## SOURCE PASSAGE

++++++++++++++++++++

You are lucky that you live in a country where you can choose what you do with your life. That's on YOU. If you don't like your vocation, you can change it. No matter what your education or your skills or talents (EVERYONE has skills or talents), you can find something you're really good at and which pays decently and which you get a sense of accomplishment from. It won't come knocking on your door. You have to look for it. Luck also is a factor.

Start looking. It's there. Don't look to be a movie star or a billionaire. Look for something that pays decently (MONEY MATTERS), contributes to a retirement account (MORE IMPORTANT THAN SALARY), and that you excel at doing. Are you cerebral? Physical? Good with numbers? Good with computers? Want to sit all day? Or would sitting all day drive you crazy? How would you want to be dressed all day? What kind of people do you want to interact with while you work?

++++++++++++++++++++

## WRITTEN TASK 1
In the career advice passage, what does the writer call more important than salary?
The text above has no connection to the rows that follow it.

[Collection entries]
++++++++++++++++++++

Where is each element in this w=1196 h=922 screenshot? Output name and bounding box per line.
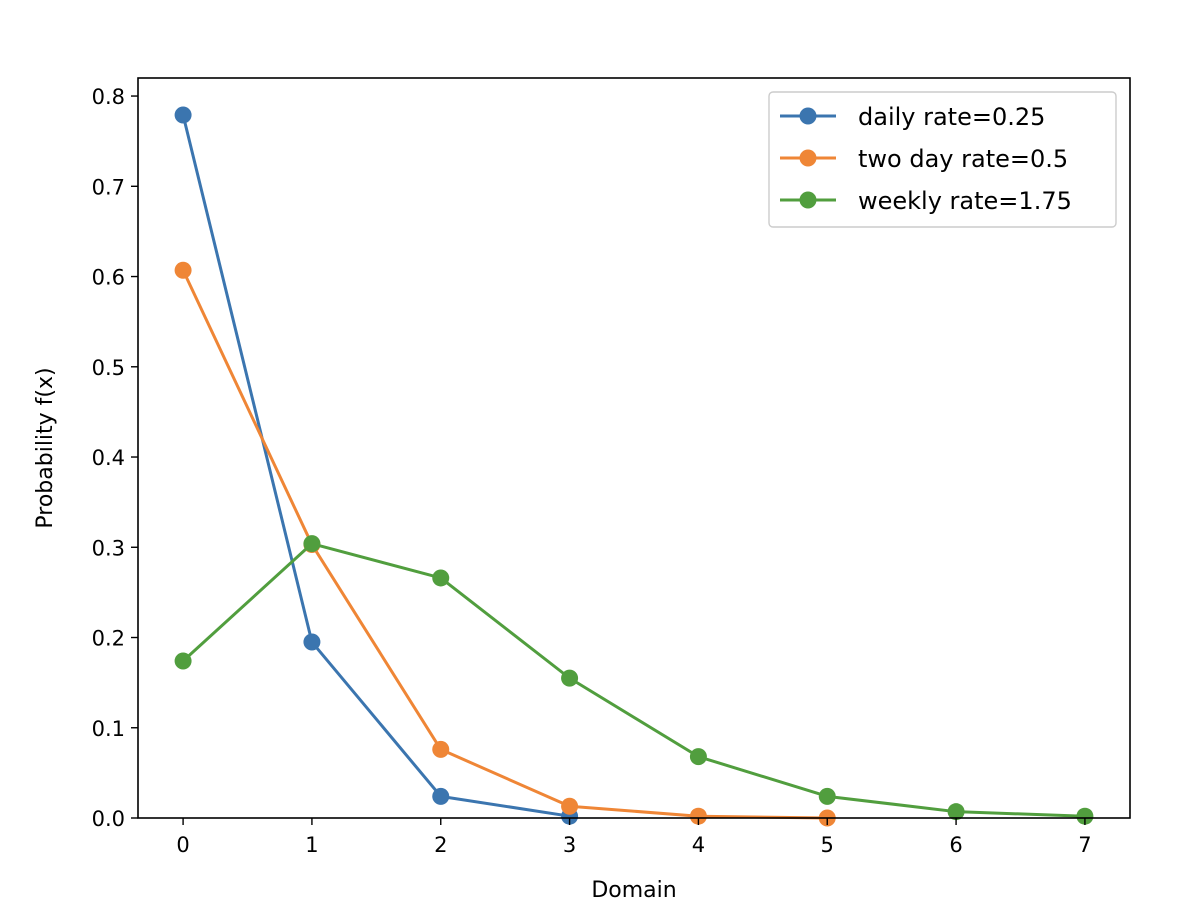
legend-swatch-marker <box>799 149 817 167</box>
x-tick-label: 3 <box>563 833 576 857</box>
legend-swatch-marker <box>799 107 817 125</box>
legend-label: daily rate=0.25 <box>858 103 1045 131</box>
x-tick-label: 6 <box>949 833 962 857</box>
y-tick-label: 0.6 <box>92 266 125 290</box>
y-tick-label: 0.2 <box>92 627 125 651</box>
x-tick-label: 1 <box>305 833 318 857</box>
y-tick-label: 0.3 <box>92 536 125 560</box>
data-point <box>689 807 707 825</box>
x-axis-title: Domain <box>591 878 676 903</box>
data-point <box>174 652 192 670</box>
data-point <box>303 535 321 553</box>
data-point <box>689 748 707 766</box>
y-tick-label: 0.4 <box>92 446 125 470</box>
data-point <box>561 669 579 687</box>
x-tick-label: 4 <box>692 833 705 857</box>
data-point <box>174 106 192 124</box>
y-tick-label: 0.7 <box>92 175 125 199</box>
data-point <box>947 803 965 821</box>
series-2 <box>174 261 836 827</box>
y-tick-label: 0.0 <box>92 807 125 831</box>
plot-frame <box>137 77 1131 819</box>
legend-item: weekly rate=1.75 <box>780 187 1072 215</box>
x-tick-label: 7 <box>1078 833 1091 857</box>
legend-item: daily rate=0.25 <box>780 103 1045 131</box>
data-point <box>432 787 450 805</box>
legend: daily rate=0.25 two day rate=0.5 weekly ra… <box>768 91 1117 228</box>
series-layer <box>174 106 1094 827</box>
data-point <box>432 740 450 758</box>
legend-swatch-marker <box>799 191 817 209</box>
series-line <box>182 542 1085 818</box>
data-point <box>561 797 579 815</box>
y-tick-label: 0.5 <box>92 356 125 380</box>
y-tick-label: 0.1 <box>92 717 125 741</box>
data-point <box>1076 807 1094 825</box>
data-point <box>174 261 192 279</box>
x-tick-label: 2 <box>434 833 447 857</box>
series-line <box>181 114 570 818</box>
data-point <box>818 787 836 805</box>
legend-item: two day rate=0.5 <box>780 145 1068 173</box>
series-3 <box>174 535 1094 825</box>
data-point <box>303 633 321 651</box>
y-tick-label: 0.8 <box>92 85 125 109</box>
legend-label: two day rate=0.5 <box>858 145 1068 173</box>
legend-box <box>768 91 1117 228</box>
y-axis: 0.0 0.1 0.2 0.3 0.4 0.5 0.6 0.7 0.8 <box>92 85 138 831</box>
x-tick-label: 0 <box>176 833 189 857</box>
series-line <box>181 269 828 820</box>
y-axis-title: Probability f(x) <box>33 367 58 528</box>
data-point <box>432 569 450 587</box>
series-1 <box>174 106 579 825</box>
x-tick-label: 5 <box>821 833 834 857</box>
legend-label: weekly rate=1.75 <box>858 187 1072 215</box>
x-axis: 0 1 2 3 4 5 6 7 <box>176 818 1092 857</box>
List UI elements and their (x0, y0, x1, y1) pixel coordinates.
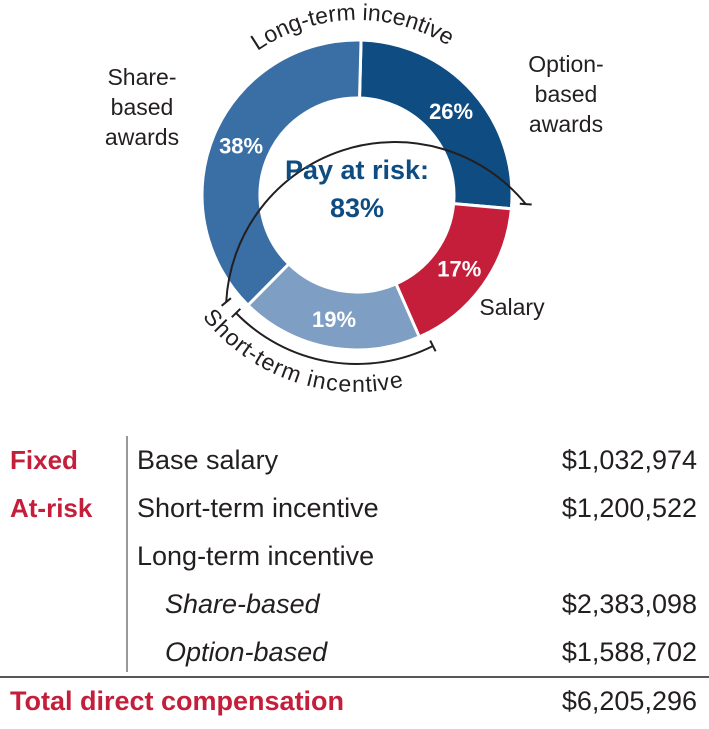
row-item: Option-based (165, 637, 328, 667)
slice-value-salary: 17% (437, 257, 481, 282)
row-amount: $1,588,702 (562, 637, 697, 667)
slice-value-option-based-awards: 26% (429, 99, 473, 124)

++++++++++++++++++++

## WRITTEN TASK 2
From the rows, output the lines from the line with "legend-swatch-marker <box>799 149" up to and including the line with "series-line <box>182 542 1085 818</box>".

## RESULT 1
A job that contributes to a retirement account.

## RESULT 2
legend-swatch-marker <box>799 149 817 167</box>
x-tick-label: 3 <box>563 833 576 857</box>
legend-swatch-marker <box>799 107 817 125</box>
legend-label: daily rate=0.25 <box>858 103 1045 131</box>
x-tick-label: 6 <box>949 833 962 857</box>
y-tick-label: 0.6 <box>92 266 125 290</box>
y-tick-label: 0.2 <box>92 627 125 651</box>
x-tick-label: 1 <box>305 833 318 857</box>
y-tick-label: 0.3 <box>92 536 125 560</box>
data-point <box>689 807 707 825</box>
x-axis-title: Domain <box>591 878 676 903</box>
data-point <box>174 652 192 670</box>
data-point <box>303 535 321 553</box>
data-point <box>689 748 707 766</box>
y-tick-label: 0.4 <box>92 446 125 470</box>
data-point <box>561 669 579 687</box>
x-tick-label: 4 <box>692 833 705 857</box>
data-point <box>174 106 192 124</box>
y-tick-label: 0.7 <box>92 175 125 199</box>
data-point <box>947 803 965 821</box>
series-2 <box>174 261 836 827</box>
y-tick-label: 0.0 <box>92 807 125 831</box>
plot-frame <box>137 77 1131 819</box>
legend-item: weekly rate=1.75 <box>780 187 1072 215</box>
x-tick-label: 7 <box>1078 833 1091 857</box>
legend-item: daily rate=0.25 <box>780 103 1045 131</box>
data-point <box>432 787 450 805</box>
legend: daily rate=0.25 two day rate=0.5 weekly ra… <box>768 91 1117 228</box>
series-layer <box>174 106 1094 827</box>
data-point <box>432 740 450 758</box>
legend-swatch-marker <box>799 191 817 209</box>
series-line <box>182 542 1085 818</box>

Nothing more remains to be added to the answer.